== Source text ==
══════════

However, any technological changes must be based upon a solid foundation of strong primary, community and mental health care.

The fragmented nature of NHS medical technology is also having a negative impact, according to Charlotte Small from the Academic Department of Military Anaesthesia and Critical Care at the National Institute for Health Research.

“Some of the barriers are related to the NHS procurement process; they’re related to the inevitable fact that we have lots of different companies using lots of different bits of kit,” said Small.

“Our monitors are from a different manufacturer to our fusion pumps and there’s little incentive for those companies to develop systems where those devices will talk to each other, and therefore the ability to download the information into a centralised system where you can then amalgamate information on physiological monitoring, drug prescriptions and patient notes.”

Small suggested that unnecessary technology should be stripped back, and for trusts to avoid systems that don’t have longevity and require lots of updates.

══════════

== Required action 1 ==
Return the stretch of the NHS medical technology passage from "The fragmented nature" through "for Health Research.".
== Required action 2 ==
Name every kind of care that the NHS medical technology passage says technological changes must be founded on.
== Required action 3 ==
Continue the passage on NHS medical technology from its final sentence.
The lines that follow are not needed for any of this work.

══════════

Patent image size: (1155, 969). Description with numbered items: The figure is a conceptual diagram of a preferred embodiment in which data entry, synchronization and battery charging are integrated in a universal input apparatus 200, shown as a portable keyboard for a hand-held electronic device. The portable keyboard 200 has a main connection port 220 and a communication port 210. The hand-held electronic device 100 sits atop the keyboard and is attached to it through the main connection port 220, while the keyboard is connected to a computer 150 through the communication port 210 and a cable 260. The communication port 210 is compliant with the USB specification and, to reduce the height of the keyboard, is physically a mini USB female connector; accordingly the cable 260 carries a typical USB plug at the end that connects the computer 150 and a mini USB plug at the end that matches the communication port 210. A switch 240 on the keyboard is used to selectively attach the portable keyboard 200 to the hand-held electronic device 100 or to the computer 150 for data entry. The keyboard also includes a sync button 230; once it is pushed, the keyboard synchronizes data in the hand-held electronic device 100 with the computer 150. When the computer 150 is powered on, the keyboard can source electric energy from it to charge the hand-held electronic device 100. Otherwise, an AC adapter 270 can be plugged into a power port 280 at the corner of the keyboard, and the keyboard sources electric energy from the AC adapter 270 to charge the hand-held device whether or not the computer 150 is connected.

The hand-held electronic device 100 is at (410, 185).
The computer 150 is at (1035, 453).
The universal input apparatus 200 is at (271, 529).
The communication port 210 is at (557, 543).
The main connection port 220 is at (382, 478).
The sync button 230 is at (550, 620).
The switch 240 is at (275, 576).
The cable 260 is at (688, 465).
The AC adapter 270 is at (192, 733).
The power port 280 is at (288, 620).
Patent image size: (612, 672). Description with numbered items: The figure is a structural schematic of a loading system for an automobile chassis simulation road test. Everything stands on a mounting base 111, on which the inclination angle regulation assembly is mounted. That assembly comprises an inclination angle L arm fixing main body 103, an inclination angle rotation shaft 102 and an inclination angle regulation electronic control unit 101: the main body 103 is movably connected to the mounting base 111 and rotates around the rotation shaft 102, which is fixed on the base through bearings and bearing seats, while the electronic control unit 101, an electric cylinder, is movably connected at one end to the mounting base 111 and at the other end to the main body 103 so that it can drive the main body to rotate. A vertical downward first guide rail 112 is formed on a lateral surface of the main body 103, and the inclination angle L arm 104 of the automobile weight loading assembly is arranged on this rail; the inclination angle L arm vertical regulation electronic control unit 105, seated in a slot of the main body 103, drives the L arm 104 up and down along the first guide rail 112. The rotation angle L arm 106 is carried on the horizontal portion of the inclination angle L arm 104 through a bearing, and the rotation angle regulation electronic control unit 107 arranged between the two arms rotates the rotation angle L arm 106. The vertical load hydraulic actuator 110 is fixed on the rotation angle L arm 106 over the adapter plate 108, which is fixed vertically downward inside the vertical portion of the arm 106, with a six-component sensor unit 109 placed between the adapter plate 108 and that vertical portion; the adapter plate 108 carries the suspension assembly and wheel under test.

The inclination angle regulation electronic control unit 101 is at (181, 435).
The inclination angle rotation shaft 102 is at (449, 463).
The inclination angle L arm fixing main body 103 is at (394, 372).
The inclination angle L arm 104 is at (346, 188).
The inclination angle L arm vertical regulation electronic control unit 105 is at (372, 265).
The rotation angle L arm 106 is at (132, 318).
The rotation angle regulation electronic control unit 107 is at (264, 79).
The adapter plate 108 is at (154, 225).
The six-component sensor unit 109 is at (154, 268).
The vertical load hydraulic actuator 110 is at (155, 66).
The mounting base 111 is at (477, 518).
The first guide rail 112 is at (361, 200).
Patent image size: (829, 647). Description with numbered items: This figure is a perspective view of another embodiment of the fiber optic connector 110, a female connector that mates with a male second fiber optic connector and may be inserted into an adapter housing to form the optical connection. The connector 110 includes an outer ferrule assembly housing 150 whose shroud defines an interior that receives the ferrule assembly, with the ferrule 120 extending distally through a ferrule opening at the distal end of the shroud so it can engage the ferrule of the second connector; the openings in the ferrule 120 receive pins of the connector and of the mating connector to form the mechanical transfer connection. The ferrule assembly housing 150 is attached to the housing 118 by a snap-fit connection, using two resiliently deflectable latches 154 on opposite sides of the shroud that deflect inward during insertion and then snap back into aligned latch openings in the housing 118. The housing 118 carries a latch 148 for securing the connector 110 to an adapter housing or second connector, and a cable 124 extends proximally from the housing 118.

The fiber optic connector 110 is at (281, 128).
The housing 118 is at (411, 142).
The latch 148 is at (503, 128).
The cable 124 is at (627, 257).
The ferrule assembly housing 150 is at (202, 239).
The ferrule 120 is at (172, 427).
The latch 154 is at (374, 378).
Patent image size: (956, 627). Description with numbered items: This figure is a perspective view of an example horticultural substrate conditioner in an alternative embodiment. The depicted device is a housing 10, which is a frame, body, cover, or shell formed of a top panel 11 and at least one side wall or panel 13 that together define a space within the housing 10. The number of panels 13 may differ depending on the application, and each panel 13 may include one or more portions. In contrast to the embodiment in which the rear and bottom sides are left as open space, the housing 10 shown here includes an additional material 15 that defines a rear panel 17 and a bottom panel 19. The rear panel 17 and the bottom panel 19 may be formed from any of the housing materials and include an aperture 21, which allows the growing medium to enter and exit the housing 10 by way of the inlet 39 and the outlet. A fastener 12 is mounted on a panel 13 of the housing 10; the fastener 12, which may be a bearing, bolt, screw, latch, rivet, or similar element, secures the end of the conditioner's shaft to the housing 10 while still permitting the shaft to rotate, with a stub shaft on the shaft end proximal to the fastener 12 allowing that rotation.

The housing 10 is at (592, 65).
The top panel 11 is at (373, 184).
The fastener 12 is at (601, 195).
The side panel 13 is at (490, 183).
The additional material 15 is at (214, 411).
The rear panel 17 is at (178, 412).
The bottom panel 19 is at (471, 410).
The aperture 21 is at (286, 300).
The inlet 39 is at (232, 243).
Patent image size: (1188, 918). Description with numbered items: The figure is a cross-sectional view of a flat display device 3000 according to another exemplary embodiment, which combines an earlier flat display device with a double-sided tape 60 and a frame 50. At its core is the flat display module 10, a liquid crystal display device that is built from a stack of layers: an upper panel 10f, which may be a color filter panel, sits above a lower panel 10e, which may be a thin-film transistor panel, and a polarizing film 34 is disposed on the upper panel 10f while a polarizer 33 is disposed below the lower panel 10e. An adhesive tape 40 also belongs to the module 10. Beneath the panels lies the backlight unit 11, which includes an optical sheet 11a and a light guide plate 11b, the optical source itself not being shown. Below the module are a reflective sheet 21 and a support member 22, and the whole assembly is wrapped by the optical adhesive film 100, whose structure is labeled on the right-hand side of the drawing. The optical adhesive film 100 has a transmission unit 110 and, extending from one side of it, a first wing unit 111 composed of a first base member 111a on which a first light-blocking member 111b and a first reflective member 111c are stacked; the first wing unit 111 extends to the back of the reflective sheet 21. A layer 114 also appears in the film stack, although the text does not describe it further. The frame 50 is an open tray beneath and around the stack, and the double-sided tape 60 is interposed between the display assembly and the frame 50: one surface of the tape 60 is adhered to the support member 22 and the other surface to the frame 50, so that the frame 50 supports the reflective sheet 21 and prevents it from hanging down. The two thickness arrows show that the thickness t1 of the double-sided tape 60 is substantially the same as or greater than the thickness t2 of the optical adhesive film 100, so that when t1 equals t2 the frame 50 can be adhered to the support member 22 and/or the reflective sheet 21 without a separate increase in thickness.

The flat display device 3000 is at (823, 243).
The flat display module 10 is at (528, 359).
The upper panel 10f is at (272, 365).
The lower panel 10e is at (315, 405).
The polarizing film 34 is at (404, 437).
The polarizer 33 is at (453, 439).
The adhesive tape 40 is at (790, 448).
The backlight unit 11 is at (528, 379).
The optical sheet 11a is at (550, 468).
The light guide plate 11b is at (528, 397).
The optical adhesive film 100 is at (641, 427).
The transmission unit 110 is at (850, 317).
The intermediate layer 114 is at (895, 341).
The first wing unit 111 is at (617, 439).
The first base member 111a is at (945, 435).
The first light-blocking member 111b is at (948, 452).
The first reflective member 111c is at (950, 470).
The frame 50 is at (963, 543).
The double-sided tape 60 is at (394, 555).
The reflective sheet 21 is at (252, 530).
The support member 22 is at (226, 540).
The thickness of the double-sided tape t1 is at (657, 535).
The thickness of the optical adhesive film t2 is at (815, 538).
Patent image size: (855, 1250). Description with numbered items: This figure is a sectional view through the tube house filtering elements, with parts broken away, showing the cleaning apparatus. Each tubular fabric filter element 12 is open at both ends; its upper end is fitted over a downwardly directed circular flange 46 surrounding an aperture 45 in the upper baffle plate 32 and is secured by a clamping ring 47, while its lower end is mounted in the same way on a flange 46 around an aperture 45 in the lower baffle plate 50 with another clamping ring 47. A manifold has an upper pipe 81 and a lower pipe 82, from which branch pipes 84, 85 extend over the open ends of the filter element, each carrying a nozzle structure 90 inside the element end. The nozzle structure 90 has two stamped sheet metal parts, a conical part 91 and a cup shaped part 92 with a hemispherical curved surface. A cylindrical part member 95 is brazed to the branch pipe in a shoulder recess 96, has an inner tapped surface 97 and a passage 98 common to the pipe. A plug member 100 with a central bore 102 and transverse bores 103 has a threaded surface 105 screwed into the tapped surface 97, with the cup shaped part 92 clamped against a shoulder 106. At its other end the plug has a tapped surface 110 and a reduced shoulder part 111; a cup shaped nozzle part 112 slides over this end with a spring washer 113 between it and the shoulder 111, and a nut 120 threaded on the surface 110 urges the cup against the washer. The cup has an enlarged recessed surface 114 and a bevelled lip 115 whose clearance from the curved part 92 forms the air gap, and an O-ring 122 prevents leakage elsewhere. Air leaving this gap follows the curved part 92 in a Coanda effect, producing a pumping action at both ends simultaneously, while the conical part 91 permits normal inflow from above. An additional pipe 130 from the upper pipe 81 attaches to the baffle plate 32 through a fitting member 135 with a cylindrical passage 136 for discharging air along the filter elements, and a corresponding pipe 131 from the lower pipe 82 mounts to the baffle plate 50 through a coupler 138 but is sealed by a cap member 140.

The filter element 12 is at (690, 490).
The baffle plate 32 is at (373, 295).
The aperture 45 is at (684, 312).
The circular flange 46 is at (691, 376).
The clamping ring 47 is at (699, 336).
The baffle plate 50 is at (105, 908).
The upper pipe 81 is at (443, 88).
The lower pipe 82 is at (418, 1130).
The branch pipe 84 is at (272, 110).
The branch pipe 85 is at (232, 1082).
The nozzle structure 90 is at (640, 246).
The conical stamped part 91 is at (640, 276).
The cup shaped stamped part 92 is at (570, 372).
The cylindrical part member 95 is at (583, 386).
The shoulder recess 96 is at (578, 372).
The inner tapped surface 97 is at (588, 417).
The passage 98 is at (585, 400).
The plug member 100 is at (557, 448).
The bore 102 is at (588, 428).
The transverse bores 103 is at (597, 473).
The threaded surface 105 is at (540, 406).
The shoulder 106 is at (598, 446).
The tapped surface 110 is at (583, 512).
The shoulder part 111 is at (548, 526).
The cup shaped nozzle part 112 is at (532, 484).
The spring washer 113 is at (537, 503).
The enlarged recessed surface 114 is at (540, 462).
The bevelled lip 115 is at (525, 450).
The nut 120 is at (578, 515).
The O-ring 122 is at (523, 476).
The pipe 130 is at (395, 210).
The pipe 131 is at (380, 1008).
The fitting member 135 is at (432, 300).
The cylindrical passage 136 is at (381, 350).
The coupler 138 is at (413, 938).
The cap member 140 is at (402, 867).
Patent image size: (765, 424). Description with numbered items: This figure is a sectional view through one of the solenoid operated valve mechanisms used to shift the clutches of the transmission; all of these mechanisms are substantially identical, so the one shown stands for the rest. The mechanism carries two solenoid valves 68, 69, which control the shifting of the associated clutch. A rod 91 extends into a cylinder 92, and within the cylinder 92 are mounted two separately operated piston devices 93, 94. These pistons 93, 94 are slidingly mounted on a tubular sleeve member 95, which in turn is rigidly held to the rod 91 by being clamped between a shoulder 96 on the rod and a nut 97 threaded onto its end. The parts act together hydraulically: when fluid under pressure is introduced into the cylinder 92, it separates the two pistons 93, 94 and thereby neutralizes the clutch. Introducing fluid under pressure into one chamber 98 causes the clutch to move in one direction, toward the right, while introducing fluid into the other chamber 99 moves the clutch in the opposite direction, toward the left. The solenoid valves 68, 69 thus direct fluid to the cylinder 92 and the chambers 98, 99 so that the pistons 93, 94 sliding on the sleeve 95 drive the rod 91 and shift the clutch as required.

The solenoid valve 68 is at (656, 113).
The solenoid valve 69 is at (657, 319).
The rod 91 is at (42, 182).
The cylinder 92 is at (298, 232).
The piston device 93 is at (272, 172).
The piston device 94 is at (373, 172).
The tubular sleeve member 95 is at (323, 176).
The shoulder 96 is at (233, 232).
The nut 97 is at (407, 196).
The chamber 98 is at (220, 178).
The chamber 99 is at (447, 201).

══════════

== Response 1 ==
The fragmented nature of NHS medical technology is also having a negative impact, according to Charlotte Small from the Academic Department of Military Anaesthesia and Critical Care at the National Institute for Health Research.

== Response 2 ==
primary care
community care
mental health care

== Response 3 ==
While there are concerns that digitised records are susceptible to cyber-attack, such as the WannaCry ransomware that affected thousands of NHS computers last summer, Small pointed out that paper-based records carry their own security risk.

“The current paper-based system we’ve got isn’t as secure as I think our patients think it is. We worry about cyber security and we worry about unwanted forces accessing notes, but actually, we still have issues with leaving paper notes on buses, leaving handover sheets in hospital car parks, so I think it’s important to be able to quantify the risk to patients,” said Small.

Long-term access to older paper records is also an issue, with potentially-useful records being destroyed after a set period of time, a risk that can be avoided with digitised records.